## Stated task
With the pictures omitted, write out the entries that follow exactly as they stand.
* Start Record list *
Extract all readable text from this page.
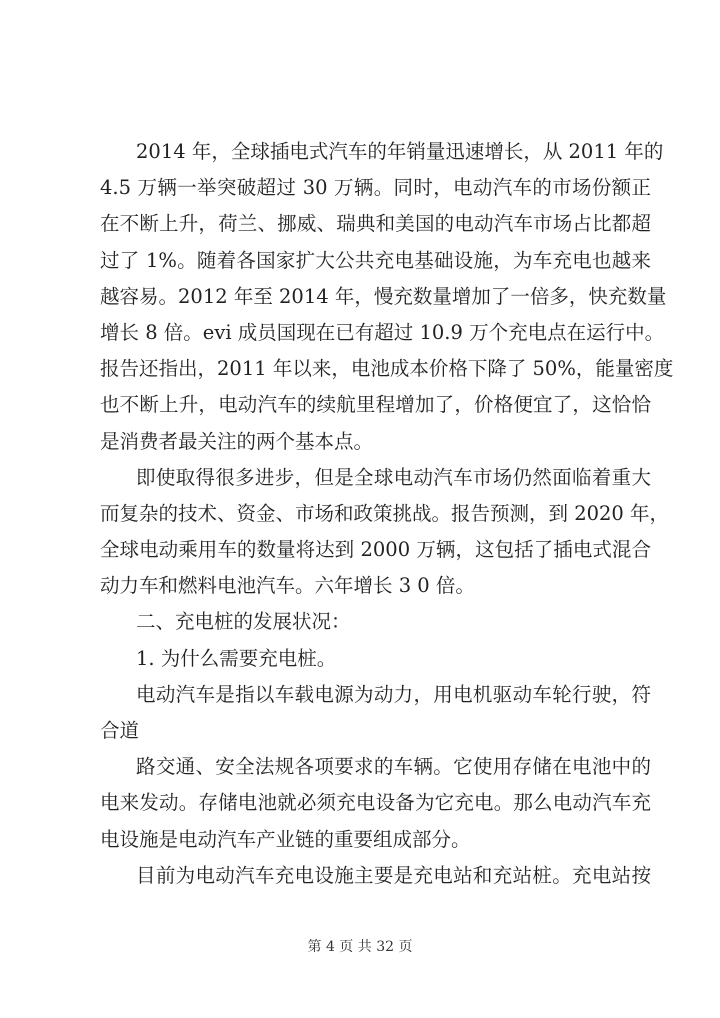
2014 年，全球插电式汽车的年销量迅速增长，从 2011 年的
4.5 万辆一举突破超过 30 万辆。同时，电动汽车的市场份额正
在不断上升，荷兰、挪威、瑞典和美国的电动汽车市场占比都超
过了 1%。随着各国家扩大公共充电基础设施，为车充电也越来
越容易。2012 年至 2014 年，慢充数量增加了一倍多，快充数量
增长 8 倍。evi 成员国现在已有超过 10.9 万个充电点在运行中。
报告还指出，2011 年以来，电池成本价格下降了 50%，能量密度
也不断上升，电动汽车的续航里程增加了，价格便宜了，这恰恰
是消费者最关注的两个基本点。
即使取得很多进步，但是全球电动汽车市场仍然面临着重大
而复杂的技术、资金、市场和政策挑战。报告预测，到 2020 年，
全球电动乘用车的数量将达到 2000 万辆，这包括了插电式混合
动力车和燃料电池汽车。六年增长 3 0 倍。
二、充电桩的发展状况：
1. 为什么需要充电桩。
电动汽车是指以车载电源为动力，用电机驱动车轮行驶，符
合道
路交通、安全法规各项要求的车辆。它使用存储在电池中的
电来发动。存储电池就必须充电设备为它充电。那么电动汽车充
电设施是电动汽车产业链的重要组成部分。
目前为电动汽车充电设施主要是充电站和充站桩。充电站按
第 4 页 共 32 页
* End Record list *
## Result of this task
Extract all readable text from this page.
2014 年，全球插电式汽车的年销量迅速增长，从 2011 年的
4.5 万辆一举突破超过 30 万辆。同时，电动汽车的市场份额正
在不断上升，荷兰、挪威、瑞典和美国的电动汽车市场占比都超
过了 1%。随着各国家扩大公共充电基础设施，为车充电也越来
越容易。2012 年至 2014 年，慢充数量增加了一倍多，快充数量
增长 8 倍。evi 成员国现在已有超过 10.9 万个充电点在运行中。
报告还指出，2011 年以来，电池成本价格下降了 50%，能量密度
也不断上升，电动汽车的续航里程增加了，价格便宜了，这恰恰
是消费者最关注的两个基本点。
即使取得很多进步，但是全球电动汽车市场仍然面临着重大
而复杂的技术、资金、市场和政策挑战。报告预测，到 2020 年，
全球电动乘用车的数量将达到 2000 万辆，这包括了插电式混合
动力车和燃料电池汽车。六年增长 3 0 倍。
二、充电桩的发展状况：
1. 为什么需要充电桩。
电动汽车是指以车载电源为动力，用电机驱动车轮行驶，符
合道
路交通、安全法规各项要求的车辆。它使用存储在电池中的
电来发动。存储电池就必须充电设备为它充电。那么电动汽车充
电设施是电动汽车产业链的重要组成部分。
目前为电动汽车充电设施主要是充电站和充站桩。充电站按
第 4 页 共 32 页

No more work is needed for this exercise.